* Task prompt *
Your answer should be a single number: the count of lines holding the word "Brand".

#### Raw data ####

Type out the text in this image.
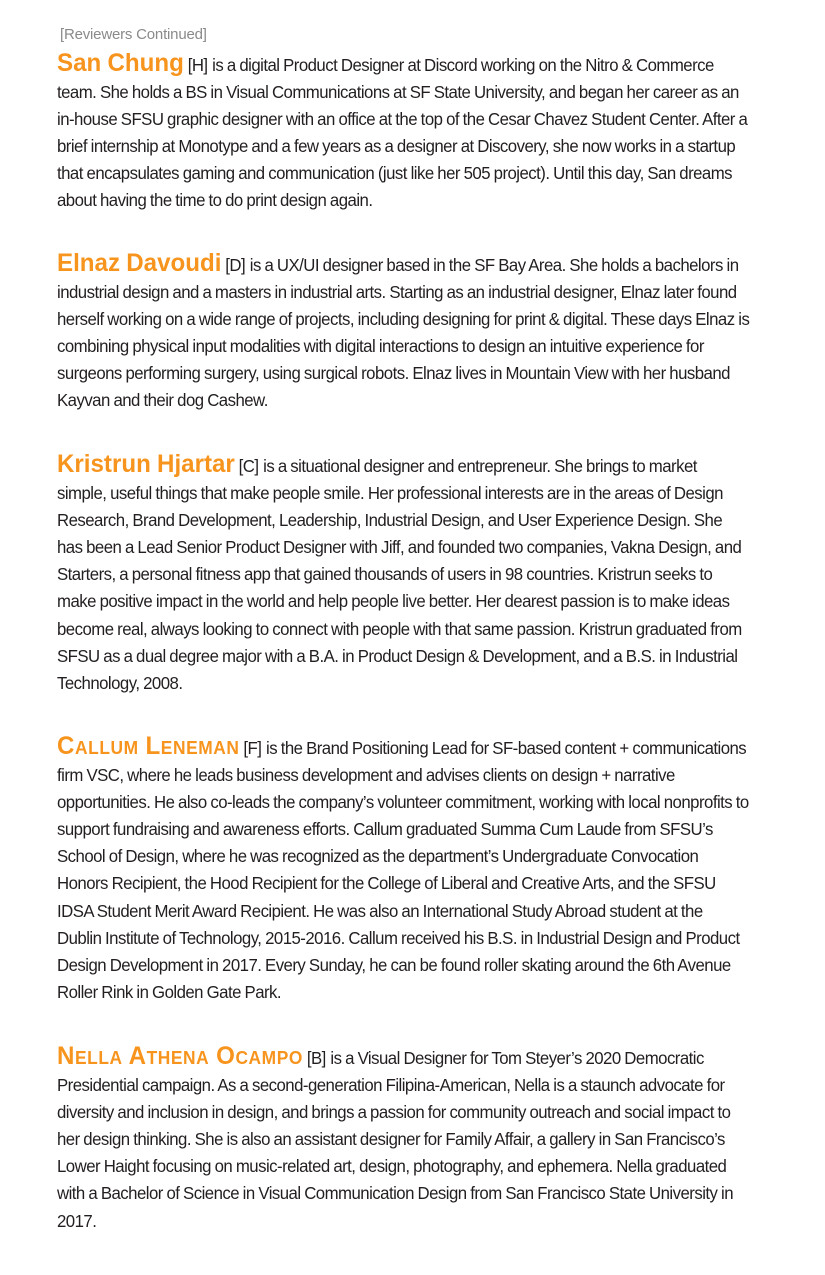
[Reviewers Continued]

San Chung [H] is a digital Product Designer at Discord working on the Nitro & Commerce team. She holds a BS in Visual Communications at SF State University, and began her career as an in-house SFSU graphic designer with an office at the top of the Cesar Chavez Student Center. After a brief internship at Monotype and a few years as a designer at Discovery, she now works in a startup that encapsulates gaming and communication (just like her 505 project). Until this day, San dreams about having the time to do print design again.

Elnaz Davoudi [D] is a UX/UI designer based in the SF Bay Area. She holds a bachelors in industrial design and a masters in industrial arts. Starting as an industrial designer, Elnaz later found herself working on a wide range of projects, including designing for print & digital. These days Elnaz is combining physical input modalities with digital interactions to design an intuitive experience for surgeons performing surgery, using surgical robots. Elnaz lives in Mountain View with her husband Kayvan and their dog Cashew.

Kristrun Hjartar [C] is a situational designer and entrepreneur. She brings to market simple, useful things that make people smile. Her professional interests are in the areas of Design Research, Brand Development, Leadership, Industrial Design, and User Experience Design. She has been a Lead Senior Product Designer with Jiff, and founded two companies, Vakna Design, and Starters, a personal fitness app that gained thousands of users in 98 countries. Kristrun seeks to make positive impact in the world and help people live better. Her dearest passion is to make ideas become real, always looking to connect with people with that same passion. Kristrun graduated from SFSU as a dual degree major with a B.A. in Product Design & Development, and a B.S. in Industrial Technology, 2008.

Callum Leneman [F] is the Brand Positioning Lead for SF-based content + communications firm VSC, where he leads business development and advises clients on design + narrative opportunities. He also co-leads the company’s volunteer commitment, working with local nonprofits to support fundraising and awareness efforts. Callum graduated Summa Cum Laude from SFSU’s School of Design, where he was recognized as the department’s Undergraduate Convocation Honors Recipient, the Hood Recipient for the College of Liberal and Creative Arts, and the SFSU IDSA Student Merit Award Recipient. He was also an International Study Abroad student at the Dublin Institute of Technology, 2015-2016. Callum received his B.S. in Industrial Design and Product Design Development in 2017. Every Sunday, he can be found roller skating around the 6th Avenue Roller Rink in Golden Gate Park.

Nella Athena Ocampo [B] is a Visual Designer for Tom Steyer’s 2020 Democratic Presidential campaign. As a second-generation Filipina-American, Nella is a staunch advocate for diversity and inclusion in design, and brings a passion for community outreach and social impact to her design thinking. She is also an assistant designer for Family Affair, a gallery in San Francisco’s Lower Haight focusing on music-related art, design, photography, and ephemera. Nella graduated with a Bachelor of Science in Visual Communication Design from San Francisco State University in 2017.
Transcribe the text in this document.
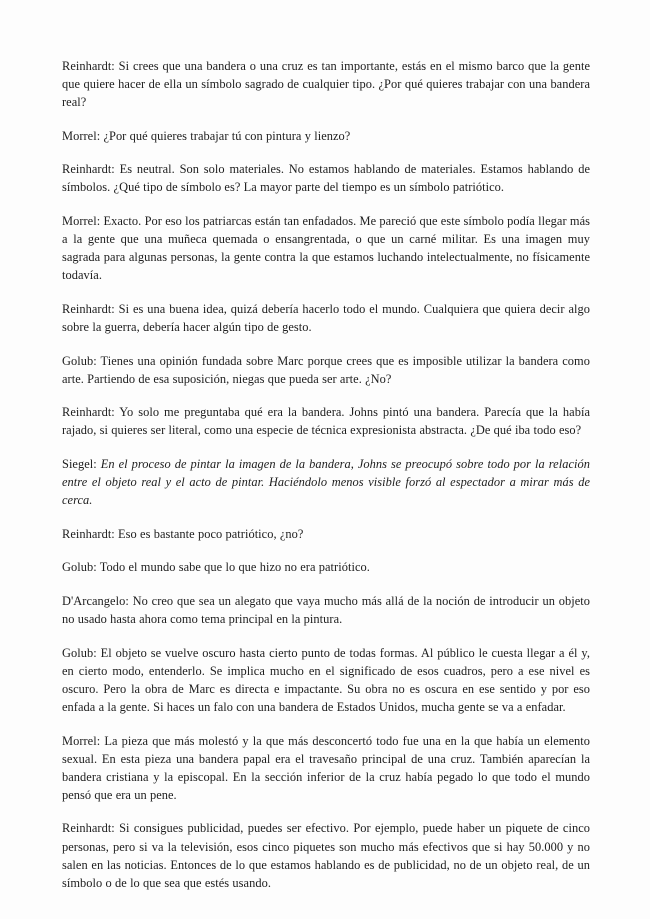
Reinhardt: Si crees que una bandera o una cruz es tan importante, estás en el mismo barco que la gente que quiere hacer de ella un símbolo sagrado de cualquier tipo. ¿Por qué quieres trabajar con una bandera real?

Morrel: ¿Por qué quieres trabajar tú con pintura y lienzo?

Reinhardt: Es neutral. Son solo materiales. No estamos hablando de materiales. Estamos hablando de símbolos. ¿Qué tipo de símbolo es? La mayor parte del tiempo es un símbolo patriótico.

Morrel: Exacto. Por eso los patriarcas están tan enfadados. Me pareció que este símbolo podía llegar más a la gente que una muñeca quemada o ensangrentada, o que un carné militar. Es una imagen muy sagrada para algunas personas, la gente contra la que estamos luchando intelectualmente, no físicamente todavía.

Reinhardt: Si es una buena idea, quizá debería hacerlo todo el mundo. Cualquiera que quiera decir algo sobre la guerra, debería hacer algún tipo de gesto.

Golub: Tienes una opinión fundada sobre Marc porque crees que es imposible utilizar la bandera como arte. Partiendo de esa suposición, niegas que pueda ser arte. ¿No?

Reinhardt: Yo solo me preguntaba qué era la bandera. Johns pintó una bandera. Parecía que la había rajado, si quieres ser literal, como una especie de técnica expresionista abstracta. ¿De qué iba todo eso?

Siegel: En el proceso de pintar la imagen de la bandera, Johns se preocupó sobre todo por la relación entre el objeto real y el acto de pintar. Haciéndolo menos visible forzó al espectador a mirar más de cerca.

Reinhardt: Eso es bastante poco patriótico, ¿no?

Golub: Todo el mundo sabe que lo que hizo no era patriótico.

D'Arcangelo: No creo que sea un alegato que vaya mucho más allá de la noción de introducir un objeto no usado hasta ahora como tema principal en la pintura.

Golub: El objeto se vuelve oscuro hasta cierto punto de todas formas. Al público le cuesta llegar a él y, en cierto modo, entenderlo. Se implica mucho en el significado de esos cuadros, pero a ese nivel es oscuro. Pero la obra de Marc es directa e impactante. Su obra no es oscura en ese sentido y por eso enfada a la gente. Si haces un falo con una bandera de Estados Unidos, mucha gente se va a enfadar.

Morrel: La pieza que más molestó y la que más desconcertó todo fue una en la que había un elemento sexual. En esta pieza una bandera papal era el travesaño principal de una cruz. También aparecían la bandera cristiana y la episcopal. En la sección inferior de la cruz había pegado lo que todo el mundo pensó que era un pene.

Reinhardt: Si consigues publicidad, puedes ser efectivo. Por ejemplo, puede haber un piquete de cinco personas, pero si va la televisión, esos cinco piquetes son mucho más efectivos que si hay 50.000 y no salen en las noticias. Entonces de lo que estamos hablando es de publicidad, no de un objeto real, de un símbolo o de lo que sea que estés usando.
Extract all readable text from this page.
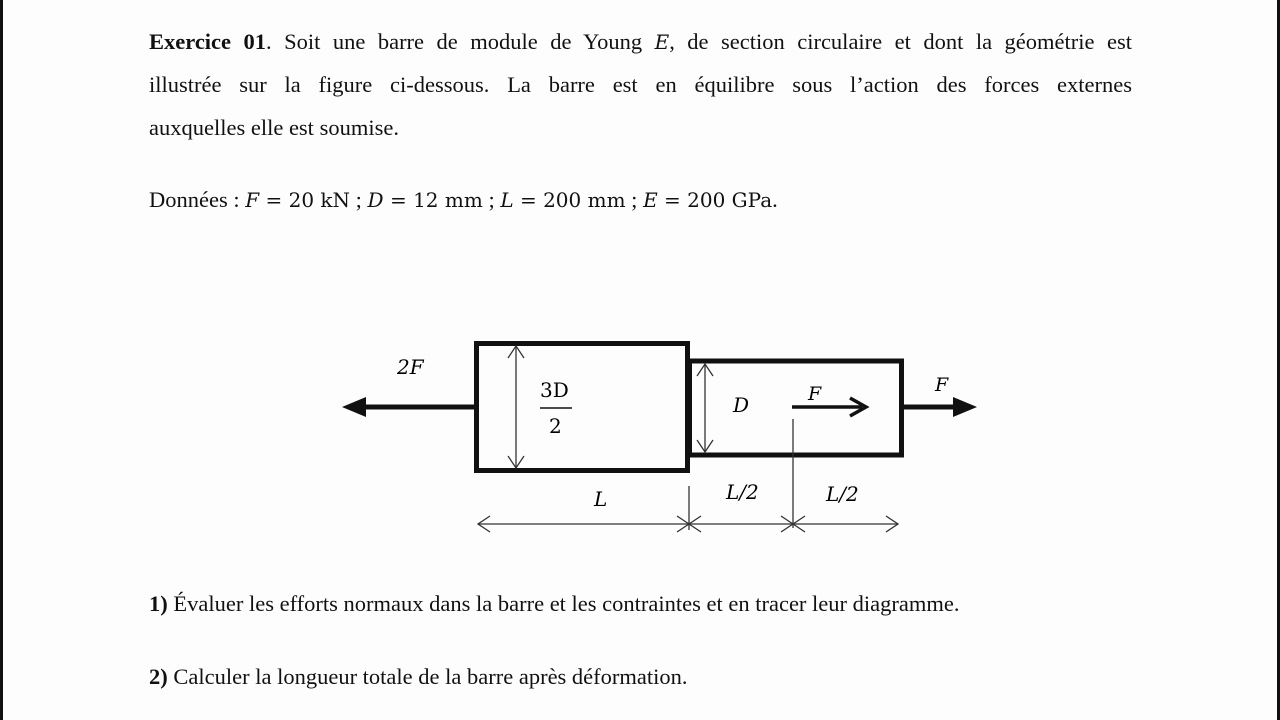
Exercice 01. Soit une barre de module de Young E, de section circulaire et dont la géométrie est
illustrée sur la figure ci-dessous. La barre est en équilibre sous l’action des forces externes
auxquelles elle est soumise.
Données : F = 20 kN ; D = 12 mm ; L = 200 mm ; E = 200 GPa.
2F
3D
2
D	F	F
L	L/2	L/2
1) Évaluer les efforts normaux dans la barre et les contraintes et en tracer leur diagramme.
2) Calculer la longueur totale de la barre après déformation.
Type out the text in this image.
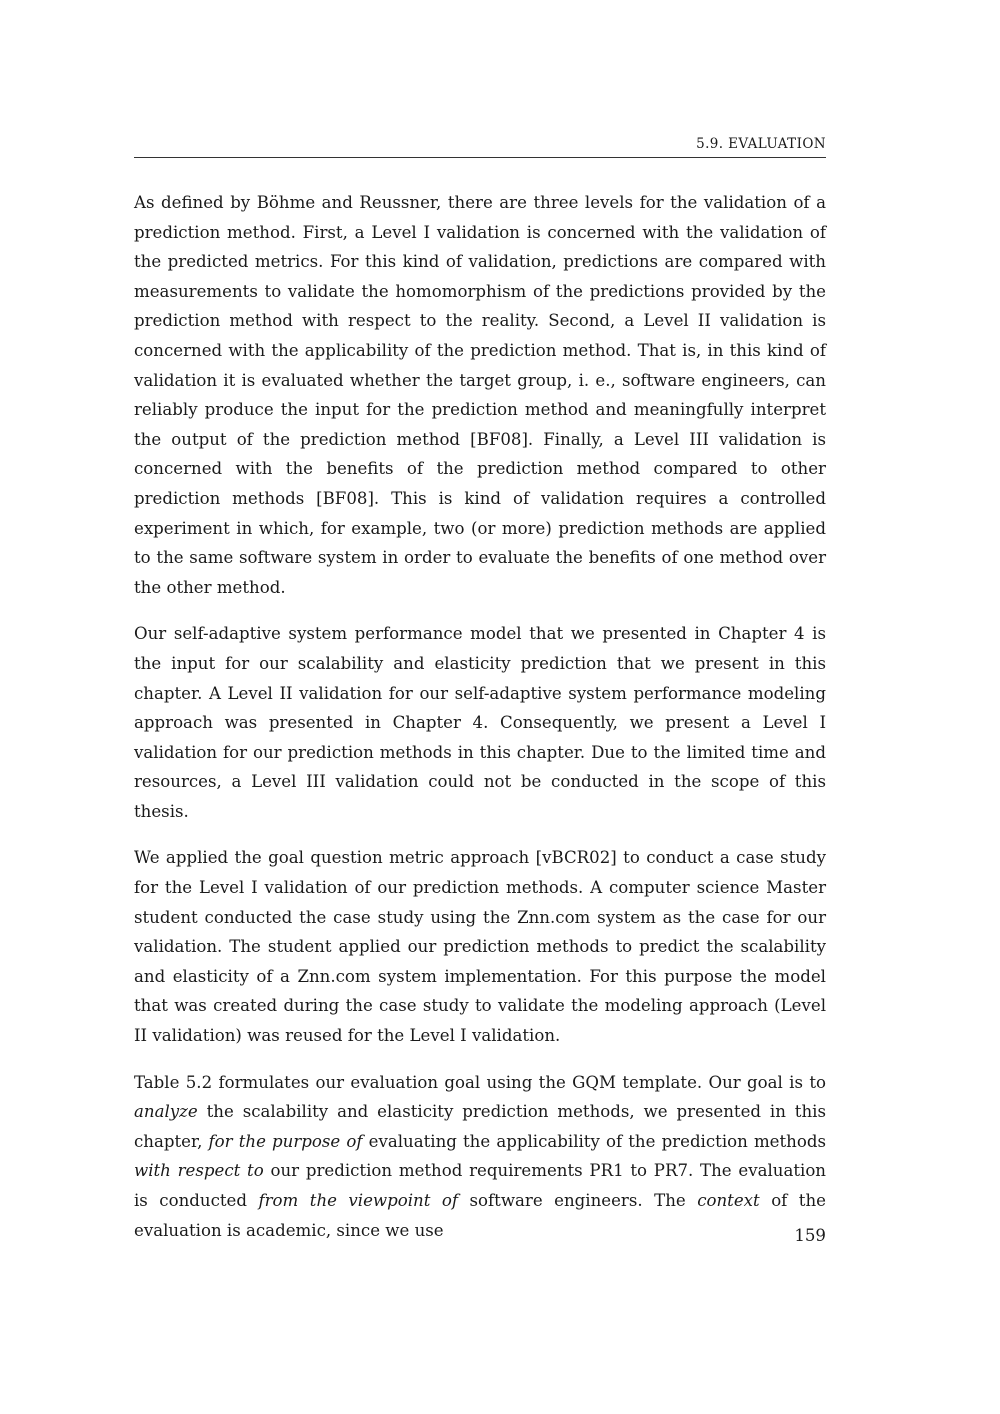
5.9. EVALUATION

As defined by Böhme and Reussner, there are three levels for the validation of a prediction method. First, a Level I validation is concerned with the validation of the predicted metrics. For this kind of validation, predictions are compared with measurements to validate the homomorphism of the predictions provided by the prediction method with respect to the reality. Second, a Level II validation is concerned with the applicability of the prediction method. That is, in this kind of validation it is evaluated whether the target group, i. e., software engineers, can reliably produce the input for the prediction method and meaningfully interpret the output of the prediction method [BF08]. Finally, a Level III validation is concerned with the benefits of the prediction method compared to other prediction methods [BF08]. This is kind of validation requires a controlled experiment in which, for example, two (or more) prediction methods are applied to the same software system in order to evaluate the benefits of one method over the other method.

Our self-adaptive system performance model that we presented in Chapter 4 is the input for our scalability and elasticity prediction that we present in this chapter. A Level II validation for our self-adaptive system performance modeling approach was presented in Chapter 4. Consequently, we present a Level I validation for our prediction methods in this chapter. Due to the limited time and resources, a Level III validation could not be conducted in the scope of this thesis.

We applied the goal question metric approach [vBCR02] to conduct a case study for the Level I validation of our prediction methods. A computer science Master student conducted the case study using the Znn.com system as the case for our validation. The student applied our prediction methods to predict the scalability and elasticity of a Znn.com system implementation. For this purpose the model that was created during the case study to validate the modeling approach (Level II validation) was reused for the Level I validation.

Table 5.2 formulates our evaluation goal using the GQM template. Our goal is to analyze the scalability and elasticity prediction methods, we presented in this chapter, for the purpose of evaluating the applicability of the prediction methods with respect to our prediction method requirements PR1 to PR7. The evaluation is conducted from the viewpoint of software engineers. The context of the evaluation is academic, since we use	159
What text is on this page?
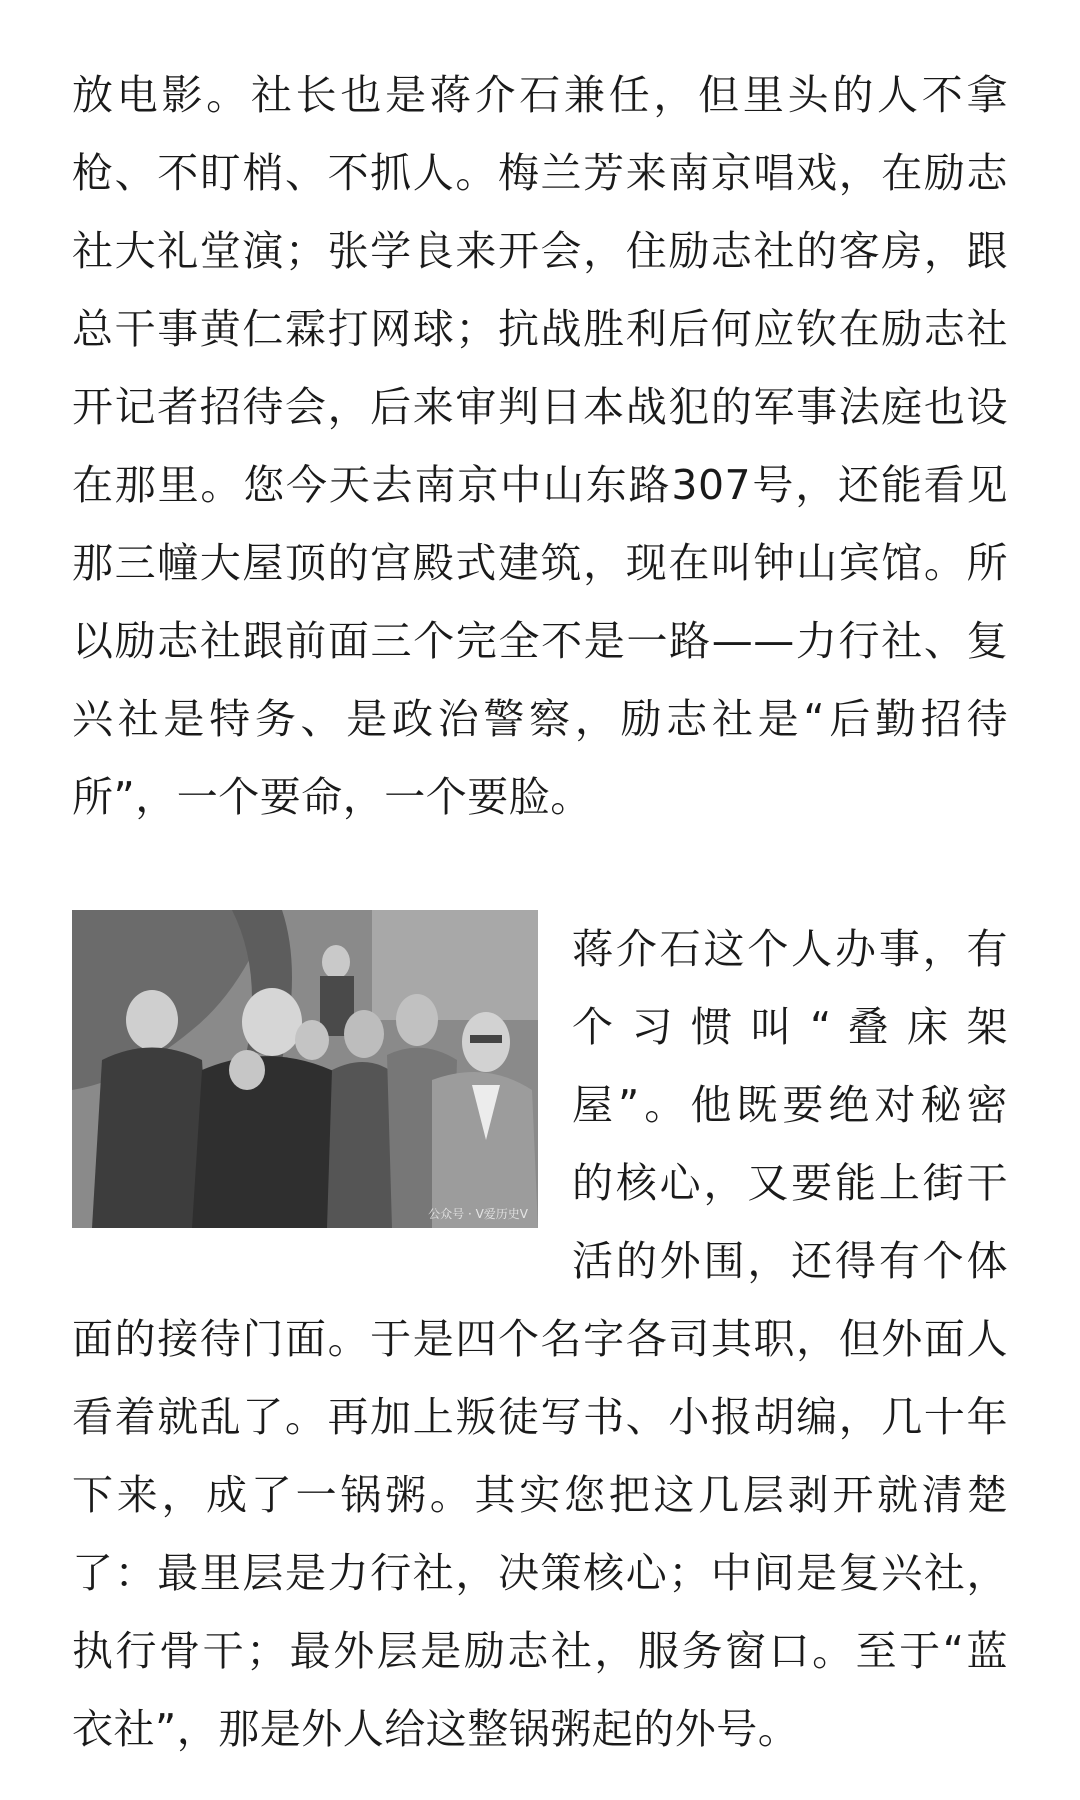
放电影。社长也是蒋介石兼任，但里头的人不拿
枪、不盯梢、不抓人。梅兰芳来南京唱戏，在励志
社大礼堂演；张学良来开会，住励志社的客房，跟
总干事黄仁霖打网球；抗战胜利后何应钦在励志社
开记者招待会，后来审判日本战犯的军事法庭也设
在那里。您今天去南京中山东路307号，还能看见
那三幢大屋顶的宫殿式建筑，现在叫钟山宾馆。所
以励志社跟前面三个完全不是一路——力行社、复
兴社是特务、是政治警察，励志社是“后勤招待
所”，一个要命，一个要脸。
公众号 · V爱历史V
蒋介石这个人办事，有
个 习 惯 叫 “ 叠 床 架
屋”。他既要绝对秘密
的核心，又要能上街干
活的外围，还得有个体
面的接待门面。于是四个名字各司其职，但外面人
看着就乱了。再加上叛徒写书、小报胡编，几十年
下来，成了一锅粥。其实您把这几层剥开就清楚
了：最里层是力行社，决策核心；中间是复兴社，
执行骨干；最外层是励志社，服务窗口。至于“蓝
衣社”，那是外人给这整锅粥起的外号。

####

* Solved exercise *
2